Passage provided:
Microincisional cataract surgery is a safe procedure with a very short learning period for an experienced cataract surgeon and rollable ultrathin IOLs eliminate the need for enlargement of corneal incision. However, the rollable IOLs having plate haptics have their own set of problems. The posterior dislocation of the plate haptic IOL has been known to occur after Nd:YAG capsulotomy. Even the anterior luxation of plate haptic IOL has been reported.[3,4]
It has been postulated that the shrinkage of the anterior capsule exerts centripetal forces on the ends of the plate haptics, causing the optic to move posteriorly and to exert pressure against the posterior capsule. If either the posterior or anterior capsule is disrupted by Nd:YAG laser treatment, the forces created by capsular contraction against the flexible lens may cause extension of radial tears and appear to be a substantial risk for further capsule-tearing, releasing the IOL into the vitreous cavity, even months later. The forces of capsular contraction can impart a spring-loading effect on plate haptic silicone lenses. Due to inadequate capsular adherence, these lenses are at risk of posterior dislocation from capsular rents following Nd:YAG laser treatment.
It is important to have a close follow-up of patients with plate haptic rollable IOLs undergoing YAG capsulotomy. Patients should be warned of this rare possible complication. Vitrectomy and IOL exchange with rigid PMMA lens implantation in the sulcus seems to be effective in tackling this complication.

Directions:
(A) Answer these questions from the passage on plate haptic lenses:
(i) What do rollable ultrathin IOLs eliminate the need for?
(ii) What effect can the forces of capsular contraction impart on plate haptic silicone lenses?
(iii) What procedure seems to be effective in tackling the complication?
(B) Reproduce word for word the part of the passage on plate haptic lenses that opens with the words "It is important" and closes with "tackling this complication.".

Provided data:

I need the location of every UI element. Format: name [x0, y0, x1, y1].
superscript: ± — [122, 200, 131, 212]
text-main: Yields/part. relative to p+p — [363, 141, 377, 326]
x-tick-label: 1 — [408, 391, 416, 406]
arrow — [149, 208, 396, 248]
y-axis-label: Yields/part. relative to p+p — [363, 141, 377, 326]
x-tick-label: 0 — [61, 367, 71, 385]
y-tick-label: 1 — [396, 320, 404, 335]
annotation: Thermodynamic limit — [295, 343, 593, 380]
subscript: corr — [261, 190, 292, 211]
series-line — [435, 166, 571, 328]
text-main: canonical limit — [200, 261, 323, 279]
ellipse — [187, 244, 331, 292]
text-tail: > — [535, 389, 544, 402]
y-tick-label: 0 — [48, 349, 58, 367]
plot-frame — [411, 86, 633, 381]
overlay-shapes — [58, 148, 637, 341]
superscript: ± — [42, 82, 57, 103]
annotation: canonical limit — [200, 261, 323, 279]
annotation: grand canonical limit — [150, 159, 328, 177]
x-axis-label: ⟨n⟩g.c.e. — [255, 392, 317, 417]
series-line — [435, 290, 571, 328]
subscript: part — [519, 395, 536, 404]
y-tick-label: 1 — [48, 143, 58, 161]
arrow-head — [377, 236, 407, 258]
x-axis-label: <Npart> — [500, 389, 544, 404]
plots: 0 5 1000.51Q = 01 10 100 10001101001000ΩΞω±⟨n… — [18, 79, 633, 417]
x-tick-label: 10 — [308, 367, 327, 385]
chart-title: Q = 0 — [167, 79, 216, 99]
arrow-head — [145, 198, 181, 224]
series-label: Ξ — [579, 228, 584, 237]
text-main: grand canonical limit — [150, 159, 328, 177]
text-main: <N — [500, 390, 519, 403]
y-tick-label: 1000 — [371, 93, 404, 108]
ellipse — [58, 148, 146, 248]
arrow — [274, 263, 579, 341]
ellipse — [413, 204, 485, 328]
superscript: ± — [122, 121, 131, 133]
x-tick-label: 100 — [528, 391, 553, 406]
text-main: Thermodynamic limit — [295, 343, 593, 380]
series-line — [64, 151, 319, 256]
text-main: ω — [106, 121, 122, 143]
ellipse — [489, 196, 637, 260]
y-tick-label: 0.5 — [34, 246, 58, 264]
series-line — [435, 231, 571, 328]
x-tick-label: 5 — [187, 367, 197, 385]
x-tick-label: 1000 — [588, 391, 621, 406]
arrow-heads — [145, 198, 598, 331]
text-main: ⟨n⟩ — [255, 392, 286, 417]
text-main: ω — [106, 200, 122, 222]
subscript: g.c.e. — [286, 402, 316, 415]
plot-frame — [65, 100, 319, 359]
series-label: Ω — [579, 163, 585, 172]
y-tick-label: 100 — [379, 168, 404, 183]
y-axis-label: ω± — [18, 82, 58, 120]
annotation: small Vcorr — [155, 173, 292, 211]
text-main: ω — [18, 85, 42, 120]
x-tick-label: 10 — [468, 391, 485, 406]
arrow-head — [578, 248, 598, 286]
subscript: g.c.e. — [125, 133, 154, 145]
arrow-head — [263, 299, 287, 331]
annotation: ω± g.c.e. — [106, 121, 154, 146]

Answers to each task:
(A)
(i) Enlargement of the corneal incision.
(ii) A spring-loading effect.
(iii) Vitrectomy and IOL exchange with rigid PMMA lens implantation in the sulcus.

(B)
It is important to have a close follow-up of patients with plate haptic rollable IOLs undergoing YAG capsulotomy. Patients should be warned of this rare possible complication. Vitrectomy and IOL exchange with rigid PMMA lens implantation in the sulcus seems to be effective in tackling this complication.